:: RECORDED DATA ::
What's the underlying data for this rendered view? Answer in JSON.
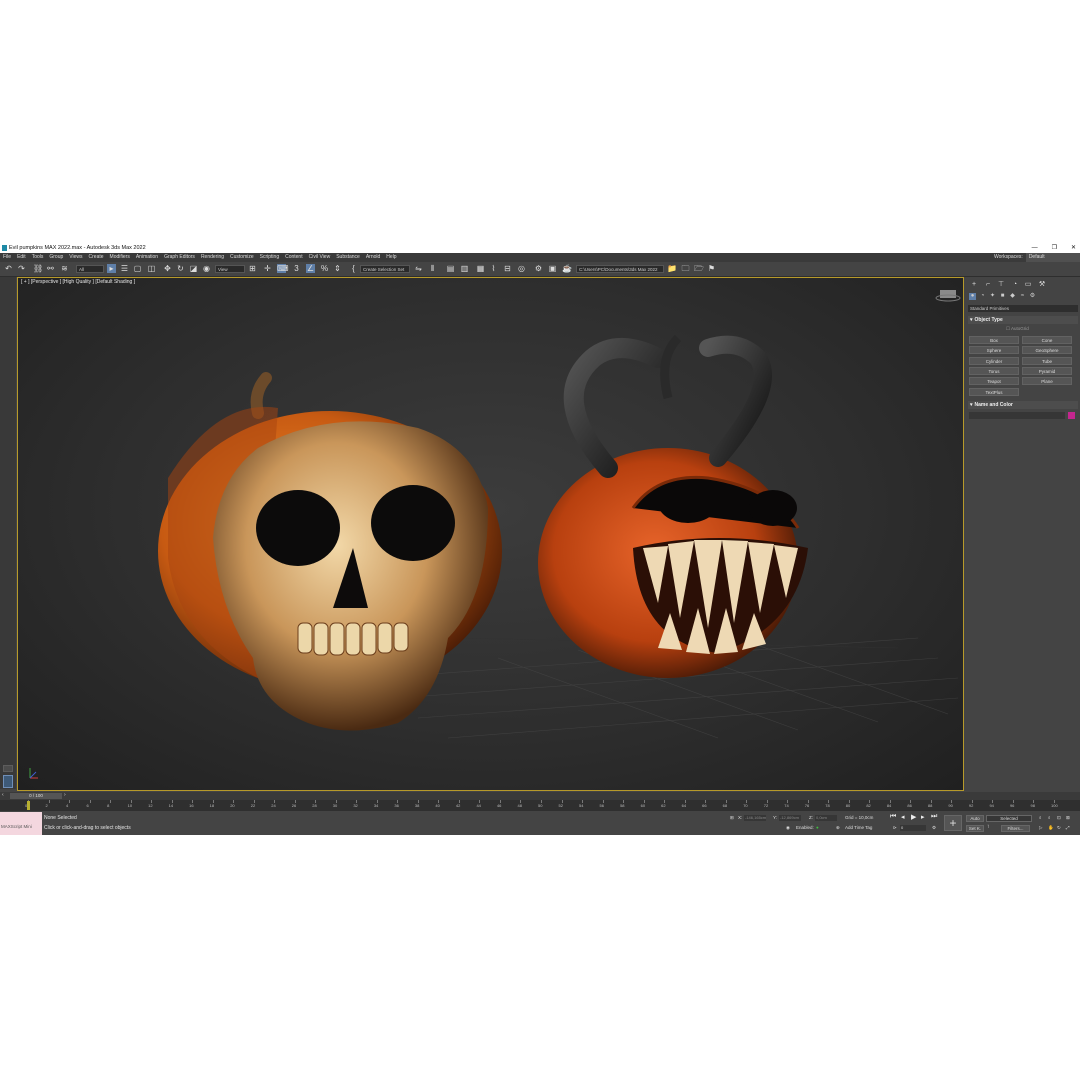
{
  "window": {
    "title": "Evil pumpkins MAX 2022.max - Autodesk 3ds Max 2022",
    "controls": [
      "—",
      "❐",
      "✕"
    ]
  },
  "menu": {
    "items": [
      "File",
      "Edit",
      "Tools",
      "Group",
      "Views",
      "Create",
      "Modifiers",
      "Animation",
      "Graph Editors",
      "Rendering",
      "Customize",
      "Scripting",
      "Content",
      "Civil View",
      "Substance",
      "Arnold",
      "Help"
    ],
    "workspace_label": "Workspaces:",
    "workspace_value": "Default"
  },
  "toolbar": {
    "filter_value": "All",
    "view_value": "View",
    "selection_set_value": "Create Selection Set",
    "path_value": "C:\\Users\\PC\\Documents\\3ds Max 2022"
  },
  "viewport": {
    "label": "[ + ] [Perspective ] [High Quality ] [Default Shading ]"
  },
  "command_panel": {
    "dropdown_value": "Standard Primitives",
    "object_type_title": "Object Type",
    "autogrid_label": "AutoGrid",
    "primitives": [
      "Box",
      "Cone",
      "Sphere",
      "GeoSphere",
      "Cylinder",
      "Tube",
      "Torus",
      "Pyramid",
      "Teapot",
      "Plane",
      "TextPlus"
    ],
    "name_color_title": "Name and Color",
    "color": "#c3268e"
  },
  "timeline": {
    "frame_readout": "0 / 100",
    "ticks": [
      "0",
      "2",
      "4",
      "6",
      "8",
      "10",
      "12",
      "14",
      "16",
      "18",
      "20",
      "22",
      "24",
      "26",
      "28",
      "30",
      "32",
      "34",
      "36",
      "38",
      "40",
      "42",
      "44",
      "46",
      "48",
      "50",
      "52",
      "54",
      "56",
      "58",
      "60",
      "62",
      "64",
      "66",
      "68",
      "70",
      "72",
      "74",
      "76",
      "78",
      "80",
      "82",
      "84",
      "86",
      "88",
      "90",
      "92",
      "94",
      "96",
      "98",
      "100"
    ]
  },
  "status": {
    "maxscript": "MAXScript Mini",
    "selection": "None Selected",
    "prompt": "Click or click-and-drag to select objects",
    "x_label": "X:",
    "x_value": "-146,165cm",
    "y_label": "Y:",
    "y_value": "-12,869cm",
    "z_label": "Z:",
    "z_value": "0,0cm",
    "grid": "Grid = 10,0cm",
    "enabled_label": "Enabled:",
    "add_time_tag": "Add Time Tag",
    "auto_label": "Auto",
    "selected_value": "Selected",
    "setk_label": "Set K.",
    "filters_label": "Filters...",
    "frame_field": "0"
  }
}
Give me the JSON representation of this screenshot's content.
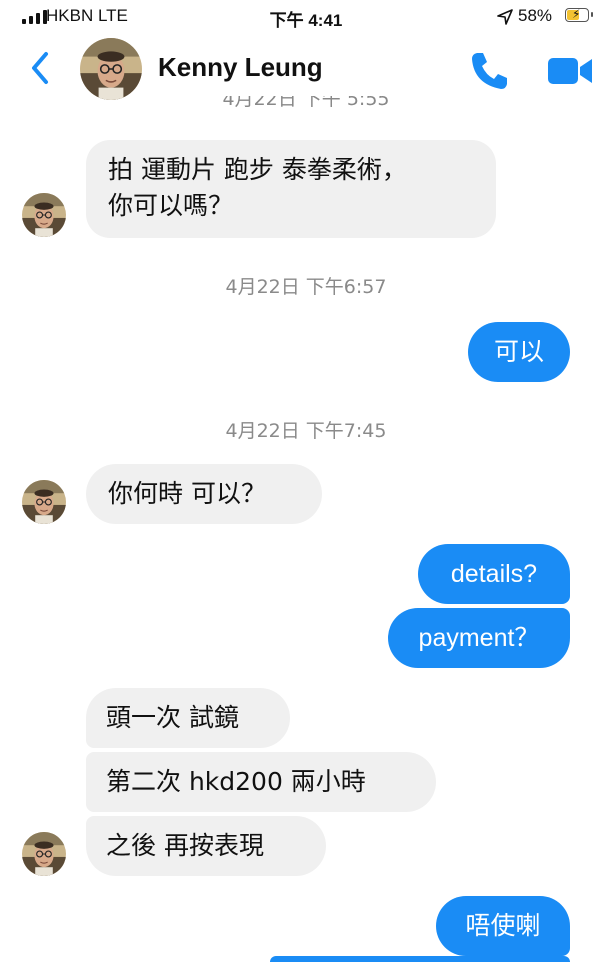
:::
From the listing above, copy out each line where the word "Create" appears.

▶ _FULL RESPONSE_:
      "Create",
    "selection_set_value": "Create Selection Set",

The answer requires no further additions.